> _FRAGMENT DOKUMENTU_:
-*-

US Open: Alcaraz drugim finalistą po wielkim boju [WIDEO]
sirobi 2022

US Open: Alcaraz drugim finalistą po wielkim boju [WIDEO]

  • Dodał: Kacper Adamczyk
  • Data publikacji: 10.09.2022, 06:08

Carlos Alcaraz wyszarpał awans do finału wielkoszlemowego US Open po ciężkiej bitwie z Francesem Tiafoe, trwającej pięć setów i ponad cztery godziny. Hiszpan tym samym zachował szanse na zostanie w poniedziałek numerem jeden światowego rankingu. W niedzielę jego rywalem będzie Norweg, Casper Ruud. 

 

W drugim tegorocznym męskim półfinale wielkoszlemowego US Open mierzyli się Carlos Alcaraz (ATP 4) oraz Frances Tiafoe (ATP 26). Dla obu z nich był to pierwszy występ na tym etapie turnieju najwyższej rangi. Hiszpan w przypadku zwycięstwa w całym turnieju mógł w wieku zaledwie dziewiętnastu lat zostać liderem światowego rankingu, żeby jednak mieć na to szanse musiał dzisiaj pokonać reprezentanta gospodarzy. Przed tym spotkaniem młokos z Murcii był uważany za faworyta z racji swojego miejsca na listach światowych i formy z tego sezonu. W ich jedynym dotychczasowym starciu lepszy był Amerykanin, pokonując rywala w zeszłym roku w Barcelonie (6:4, 7:6 (2)). 

 

W drodze do najlepszej "czwórki" imprezy Alcaraz pokonywał kolejno: Sebastiana Baeza (7:5, 7:5, 2:0 i krecz Argentyńczyka), Federico Corię (6:2, 6:1, 7:5), Jensona Brooksby'ego (6:3, 6:3, 6:3), Marina Cilcia (6:4, 3:6, 6:4, 4:6, 6:3) oraz Jannika Sinnera (6:3, 6:7 (7), 6:7 (0), 7:5, 6:3). Uwagę zwraca zwłaszcza zwycięstwo nad Włochem, ponieważ pojedynek ten trwał aż pięć godzin i piętnaście minut. Przed dzisiejszym starciem nie trzeba było się jednak martwić o przygotowanie fizyczne Hiszpana, ponieważ jest ono zawsze na najwyższym poziomie, w czym pomagają znakomite zdolności regeneracyjne nastolatka. W tym roku Alcaraz wdarł się do światowej czołówki bez żadnych kompleksów, zdobywając dwa tytuły w imprezach rangi ATP 1000 oraz dwa kolejne w turniejach rangi ATP 500, a także już zapewnił sobie prawo udziału w kończącym sezon ATP Finals w Turynie.

-*-

> _UDOSTĘPNIONY MATERIAŁ_:
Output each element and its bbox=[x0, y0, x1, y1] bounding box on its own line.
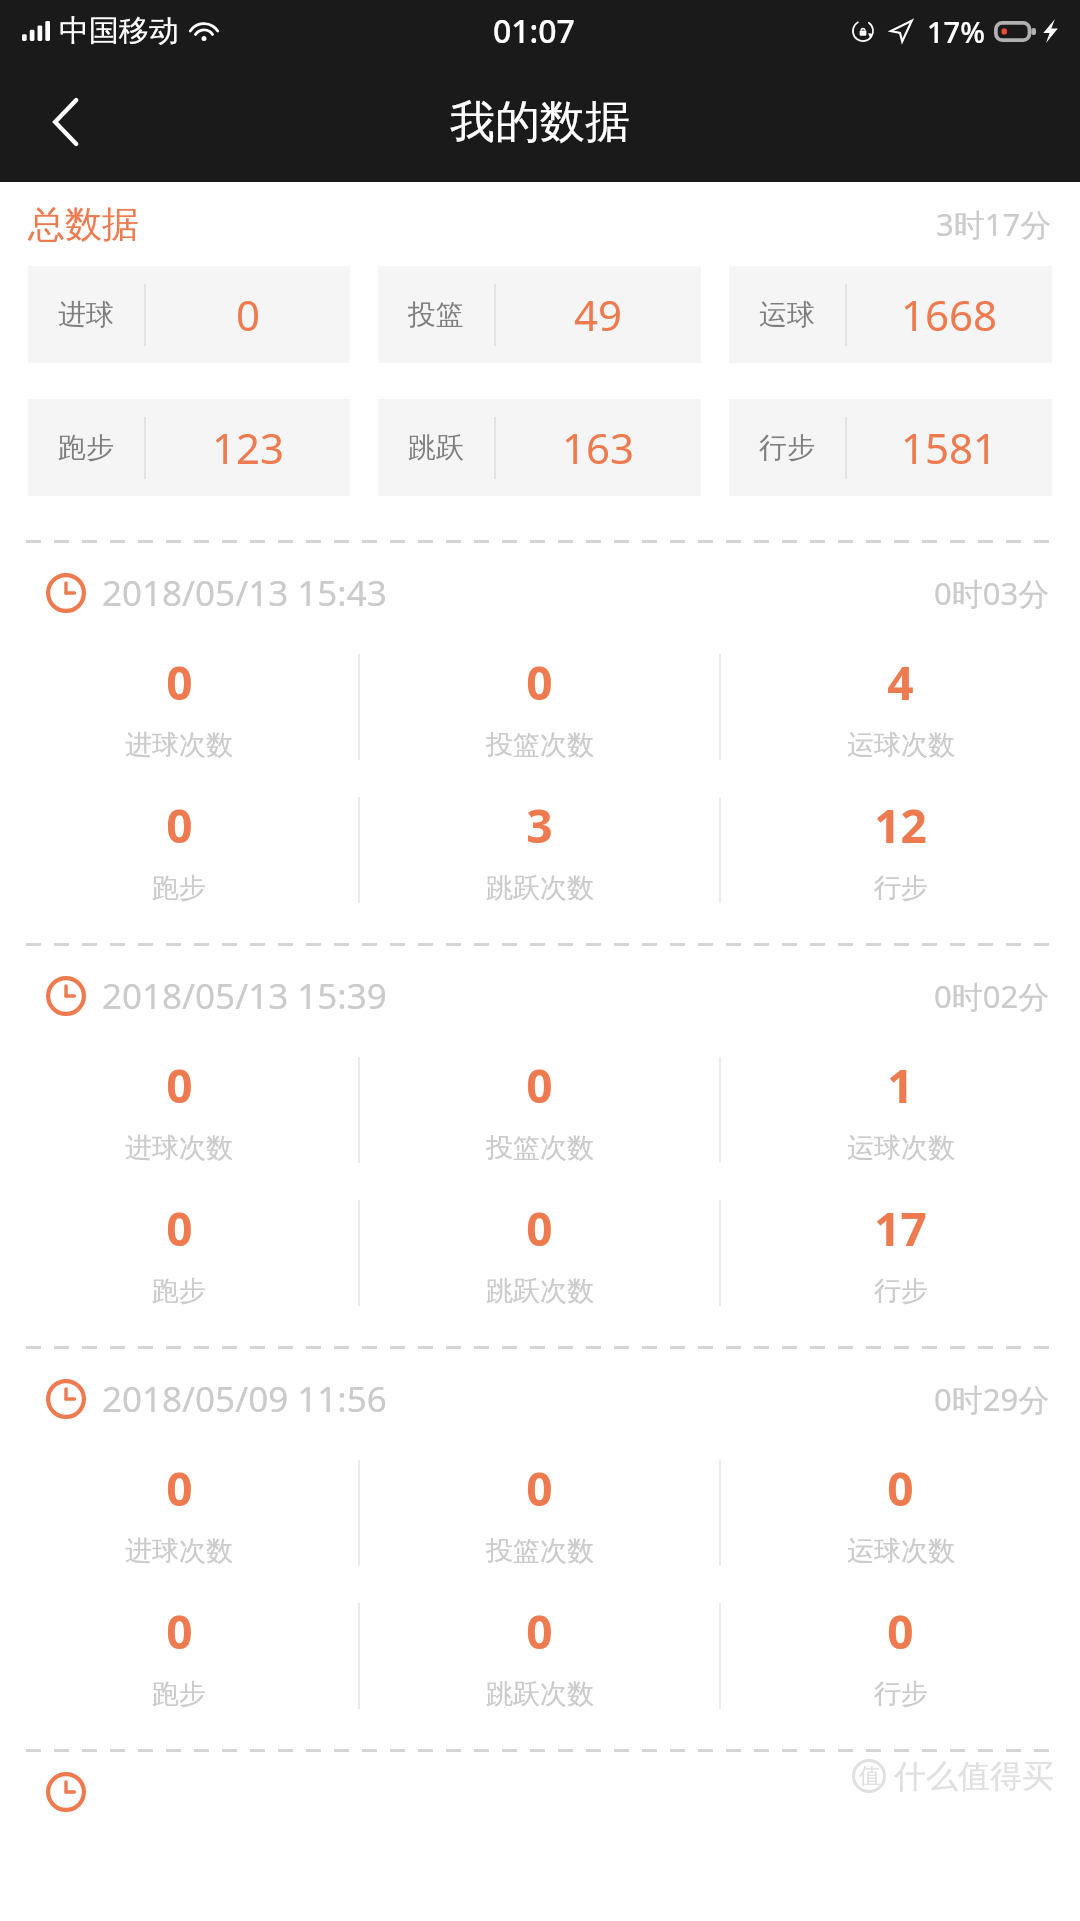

-*-

> _POLECENIA_:
1. Wymień wszystkich zawodników, których według artykułu o półfinale US Open Alcaraz pokonał w drodze do najlepszej „czwórki” turnieju. Podaj ich imiona i nazwiska w takiej formie, w jakiej występują w tekście.
2. Napisz dalszy ciąg artykułu o półfinale US Open, zaczynając od miejsca po jego ostatnim zdaniu.
Materiał nie jest potrzebny do wykonania żadnego z zadań.

> _ODPOWIEDZI DO ZADAŃ_:
1. Sebastiana Baeza, Federico Corię, Jensona Brooksby'ego, Marina Cilcia, Jannika Sinnera

2.
 

Za to Tiafoe w drodze do dzisiejszego meczu ograł następujących rywali: Marcosa Girona (7:6 (0), 6:4, 6:3), Jasona Kublera (7:6 (3), 7:5, 7:6 (2)), Diego Schwartzmana (7:6 (7), 6:4, 6:4), Rafaela Nadala (6:4, 4:6, 6:4, 6:3), a także Andreya Rubleva (7:6 (3), 7:6 (0), 6:4). Oczywiście na tej liście pokonanych uwagę przykuwa przede wszystkim nazwisko hiszpańskiego mistrza, który jako jedyny zdołał ugrać z Amerykaninem seta w tym turnieju. Ciekawostką jest także, to jak dobrze radził sobie do tej pory 24-latek w tegorocznej edycji US Open w tie-breakach, ponieważ ma w nich bilans 6:0. Jego najwyższa pozycja w karierze, to dwudziesta czwarta lokata z sierpnia tego roku. Po tegorocznych zawodach na Flushing Meadows już na pewno ją poprawi i będzie przynajmniej dziewiętnasty w rankingu ATP.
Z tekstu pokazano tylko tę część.